» Short problem: Every record must appear in your copy exactly as written, with no pictures.
#### Records to use ####
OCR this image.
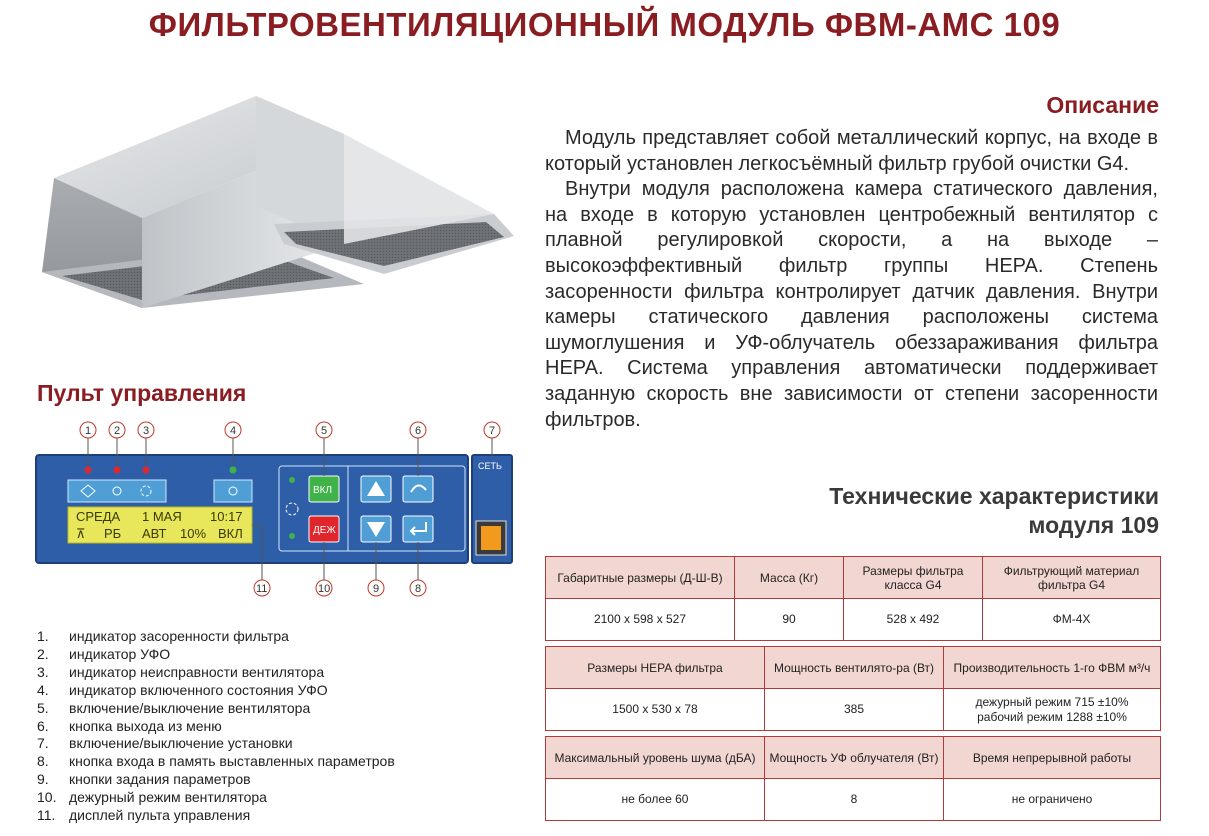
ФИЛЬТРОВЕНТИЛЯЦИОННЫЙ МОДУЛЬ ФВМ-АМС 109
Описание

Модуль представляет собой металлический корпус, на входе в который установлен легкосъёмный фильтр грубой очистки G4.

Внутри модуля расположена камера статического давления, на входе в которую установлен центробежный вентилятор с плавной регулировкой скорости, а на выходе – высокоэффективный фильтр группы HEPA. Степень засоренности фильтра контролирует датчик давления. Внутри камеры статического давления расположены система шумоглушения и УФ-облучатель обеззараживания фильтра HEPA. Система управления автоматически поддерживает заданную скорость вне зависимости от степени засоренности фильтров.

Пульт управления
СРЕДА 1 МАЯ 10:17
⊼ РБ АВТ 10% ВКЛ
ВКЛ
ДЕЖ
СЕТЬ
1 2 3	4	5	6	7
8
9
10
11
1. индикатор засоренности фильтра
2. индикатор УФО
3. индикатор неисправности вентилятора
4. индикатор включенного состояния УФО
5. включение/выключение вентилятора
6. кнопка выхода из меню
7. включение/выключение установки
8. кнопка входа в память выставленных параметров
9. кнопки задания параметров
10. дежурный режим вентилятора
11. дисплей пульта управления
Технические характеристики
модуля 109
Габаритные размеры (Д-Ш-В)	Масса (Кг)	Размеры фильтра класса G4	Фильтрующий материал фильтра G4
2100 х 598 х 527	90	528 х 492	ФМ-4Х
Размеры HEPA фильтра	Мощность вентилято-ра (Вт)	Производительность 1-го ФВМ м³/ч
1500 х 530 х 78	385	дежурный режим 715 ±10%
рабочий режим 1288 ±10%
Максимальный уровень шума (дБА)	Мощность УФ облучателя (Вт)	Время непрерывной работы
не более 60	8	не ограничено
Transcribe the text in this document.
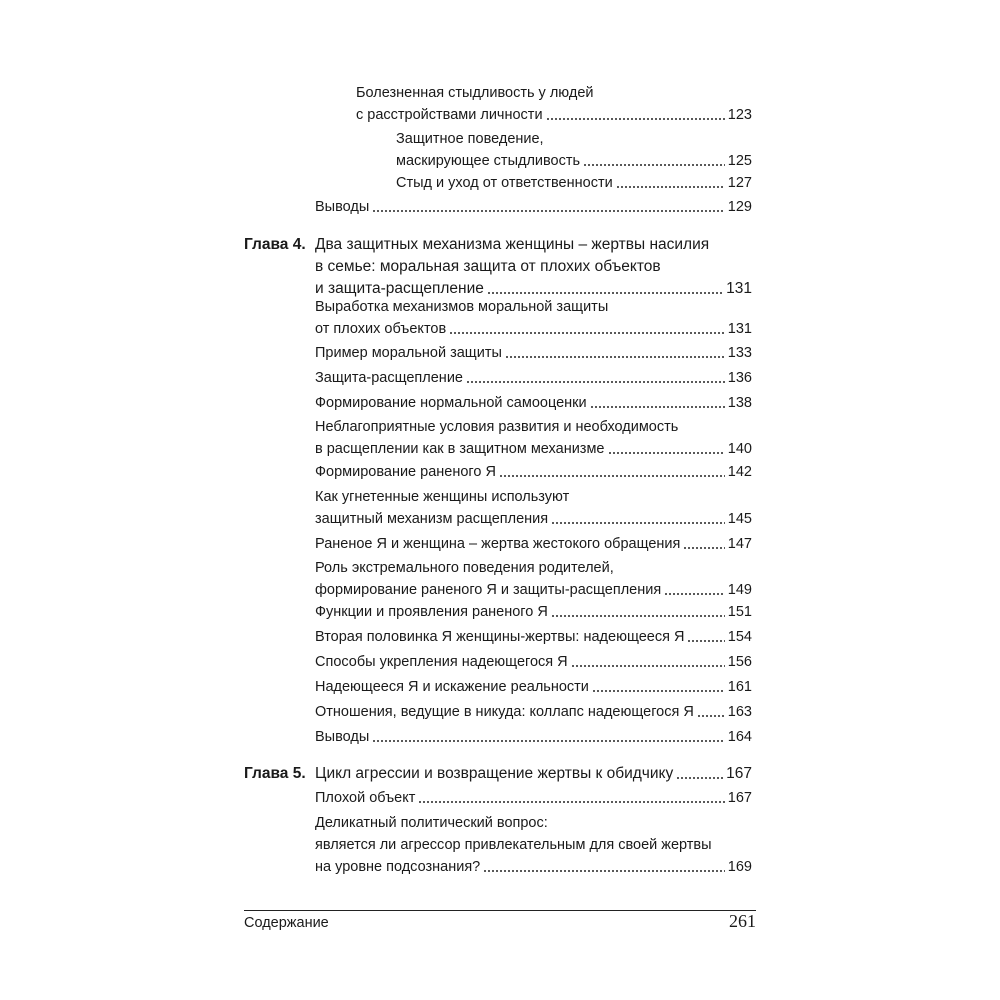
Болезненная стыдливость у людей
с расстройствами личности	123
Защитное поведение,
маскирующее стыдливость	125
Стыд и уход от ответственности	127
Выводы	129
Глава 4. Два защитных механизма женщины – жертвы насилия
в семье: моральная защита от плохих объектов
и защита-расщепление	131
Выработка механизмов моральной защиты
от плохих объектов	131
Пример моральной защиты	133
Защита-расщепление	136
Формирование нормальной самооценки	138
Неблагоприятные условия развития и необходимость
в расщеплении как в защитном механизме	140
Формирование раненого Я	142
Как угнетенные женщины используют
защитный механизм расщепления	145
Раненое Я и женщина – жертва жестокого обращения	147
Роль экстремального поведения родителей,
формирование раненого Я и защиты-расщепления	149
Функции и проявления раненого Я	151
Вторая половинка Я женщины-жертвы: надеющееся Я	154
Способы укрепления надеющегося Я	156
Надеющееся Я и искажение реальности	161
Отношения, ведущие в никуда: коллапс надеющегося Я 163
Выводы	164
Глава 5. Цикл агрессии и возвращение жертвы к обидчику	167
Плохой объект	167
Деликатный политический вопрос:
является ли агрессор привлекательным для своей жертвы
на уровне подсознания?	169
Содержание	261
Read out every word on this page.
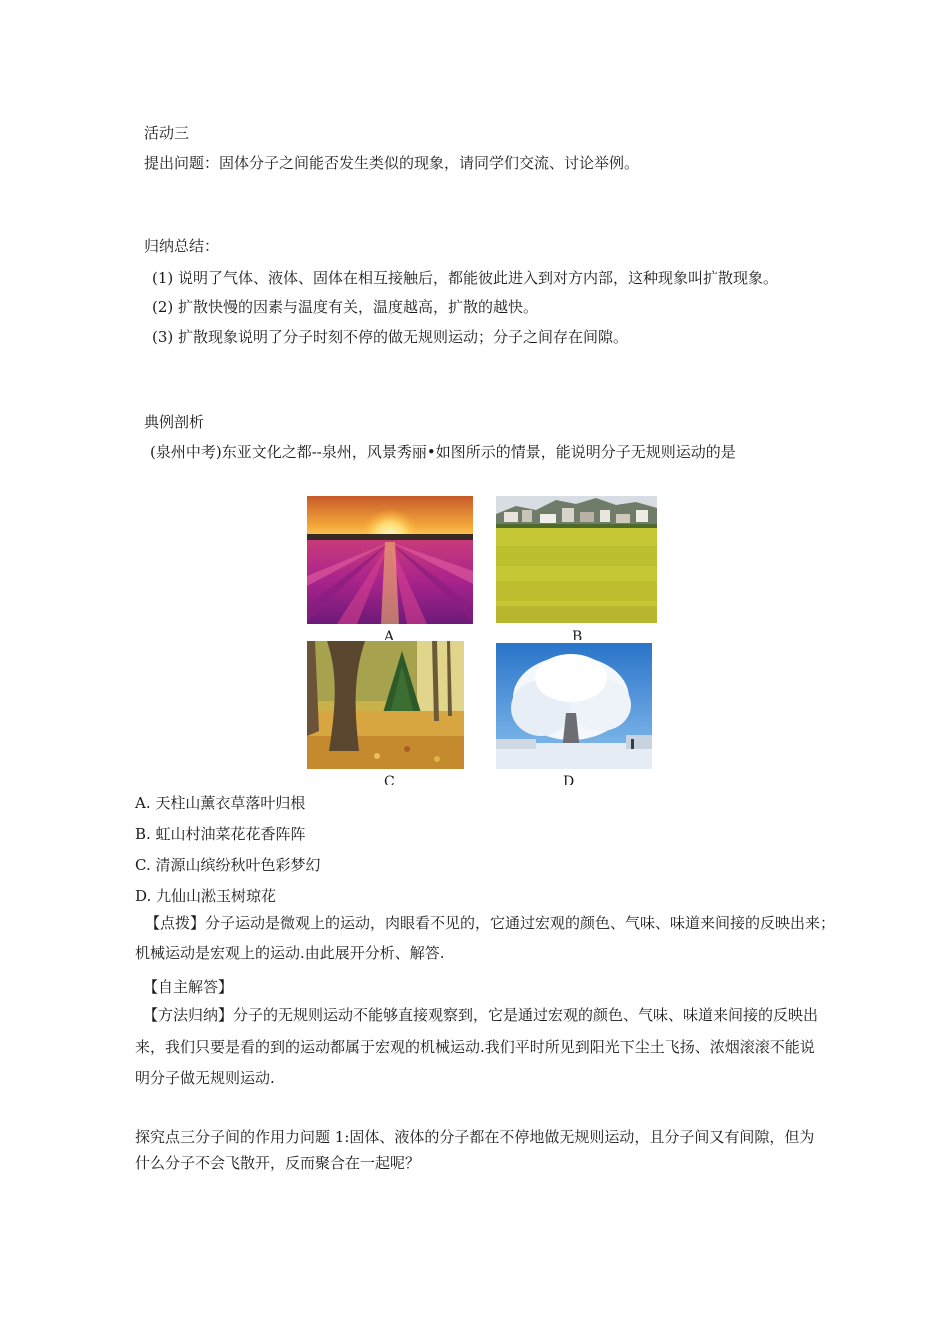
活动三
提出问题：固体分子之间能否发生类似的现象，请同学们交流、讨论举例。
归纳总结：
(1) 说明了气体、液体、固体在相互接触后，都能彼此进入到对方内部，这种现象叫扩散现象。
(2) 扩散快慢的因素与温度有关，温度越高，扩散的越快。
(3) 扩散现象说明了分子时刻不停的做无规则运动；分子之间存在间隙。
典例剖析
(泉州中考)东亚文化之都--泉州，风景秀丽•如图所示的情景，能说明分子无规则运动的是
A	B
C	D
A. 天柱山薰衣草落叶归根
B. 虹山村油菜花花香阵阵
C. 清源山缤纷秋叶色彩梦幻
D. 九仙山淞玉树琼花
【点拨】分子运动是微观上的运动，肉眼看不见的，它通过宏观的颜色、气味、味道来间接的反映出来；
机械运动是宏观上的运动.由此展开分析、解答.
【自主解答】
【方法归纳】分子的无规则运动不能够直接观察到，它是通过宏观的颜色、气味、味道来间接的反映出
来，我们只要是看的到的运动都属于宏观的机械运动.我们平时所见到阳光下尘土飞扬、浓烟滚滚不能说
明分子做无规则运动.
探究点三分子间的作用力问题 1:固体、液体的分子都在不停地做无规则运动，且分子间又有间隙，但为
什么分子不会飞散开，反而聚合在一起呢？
####
» Answer:
OCR this image.
ФИЛЬТРОВЕНТИЛЯЦИОННЫЙ МОДУЛЬ ФВМ-АМС 109
Описание

Модуль представляет собой металлический корпус, на входе в который установлен легкосъёмный фильтр грубой очистки G4.

Внутри модуля расположена камера статического давления, на входе в которую установлен центробежный вентилятор с плавной регулировкой скорости, а на выходе – высокоэффективный фильтр группы HEPA. Степень засоренности фильтра контролирует датчик давления. Внутри камеры статического давления расположены система шумоглушения и УФ-облучатель обеззараживания фильтра HEPA. Система управления автоматически поддерживает заданную скорость вне зависимости от степени засоренности фильтров.

Пульт управления
СРЕДА 1 МАЯ 10:17
⊼ РБ АВТ 10% ВКЛ
ВКЛ
ДЕЖ
СЕТЬ
1 2 3	4	5	6	7
8
9
10
11
1. индикатор засоренности фильтра
2. индикатор УФО
3. индикатор неисправности вентилятора
4. индикатор включенного состояния УФО
5. включение/выключение вентилятора
6. кнопка выхода из меню
7. включение/выключение установки
8. кнопка входа в память выставленных параметров
9. кнопки задания параметров
10. дежурный режим вентилятора
11. дисплей пульта управления
Технические характеристики
модуля 109
Габаритные размеры (Д-Ш-В)	Масса (Кг)	Размеры фильтра класса G4	Фильтрующий материал фильтра G4
2100 х 598 х 527	90	528 х 492	ФМ-4Х
Размеры HEPA фильтра	Мощность вентилято-ра (Вт)	Производительность 1-го ФВМ м³/ч
1500 х 530 х 78	385	дежурный режим 715 ±10%
рабочий режим 1288 ±10%
Максимальный уровень шума (дБА)	Мощность УФ облучателя (Вт)	Время непрерывной работы
не более 60	8	не ограничено
Transcribe the text in this document.
Болезненная стыдливость у людей
с расстройствами личности	123
Защитное поведение,
маскирующее стыдливость	125
Стыд и уход от ответственности	127
Выводы	129
Глава 4. Два защитных механизма женщины – жертвы насилия
в семье: моральная защита от плохих объектов
и защита-расщепление	131
Выработка механизмов моральной защиты
от плохих объектов	131
Пример моральной защиты	133
Защита-расщепление	136
Формирование нормальной самооценки	138
Неблагоприятные условия развития и необходимость
в расщеплении как в защитном механизме	140
Формирование раненого Я	142
Как угнетенные женщины используют
защитный механизм расщепления	145
Раненое Я и женщина – жертва жестокого обращения	147
Роль экстремального поведения родителей,
формирование раненого Я и защиты-расщепления	149
Функции и проявления раненого Я	151
Вторая половинка Я женщины-жертвы: надеющееся Я	154
Способы укрепления надеющегося Я	156
Надеющееся Я и искажение реальности	161
Отношения, ведущие в никуда: коллапс надеющегося Я 163
Выводы	164
Глава 5. Цикл агрессии и возвращение жертвы к обидчику	167
Плохой объект	167
Деликатный политический вопрос:
является ли агрессор привлекательным для своей жертвы
на уровне подсознания?	169
Содержание	261
Read out every word on this page.
活动三
提出问题：固体分子之间能否发生类似的现象，请同学们交流、讨论举例。
归纳总结：
(1) 说明了气体、液体、固体在相互接触后，都能彼此进入到对方内部，这种现象叫扩散现象。
(2) 扩散快慢的因素与温度有关，温度越高，扩散的越快。
(3) 扩散现象说明了分子时刻不停的做无规则运动；分子之间存在间隙。
典例剖析
(泉州中考)东亚文化之都--泉州，风景秀丽•如图所示的情景，能说明分子无规则运动的是
A	B
C	D
A. 天柱山薰衣草落叶归根
B. 虹山村油菜花花香阵阵
C. 清源山缤纷秋叶色彩梦幻
D. 九仙山淞玉树琼花
【点拨】分子运动是微观上的运动，肉眼看不见的，它通过宏观的颜色、气味、味道来间接的反映出来；
机械运动是宏观上的运动.由此展开分析、解答.
【自主解答】
【方法归纳】分子的无规则运动不能够直接观察到，它是通过宏观的颜色、气味、味道来间接的反映出
来，我们只要是看的到的运动都属于宏观的机械运动.我们平时所见到阳光下尘土飞扬、浓烟滚滚不能说
明分子做无规则运动.
探究点三分子间的作用力问题 1:固体、液体的分子都在不停地做无规则运动，且分子间又有间隙，但为
什么分子不会飞散开，反而聚合在一起呢？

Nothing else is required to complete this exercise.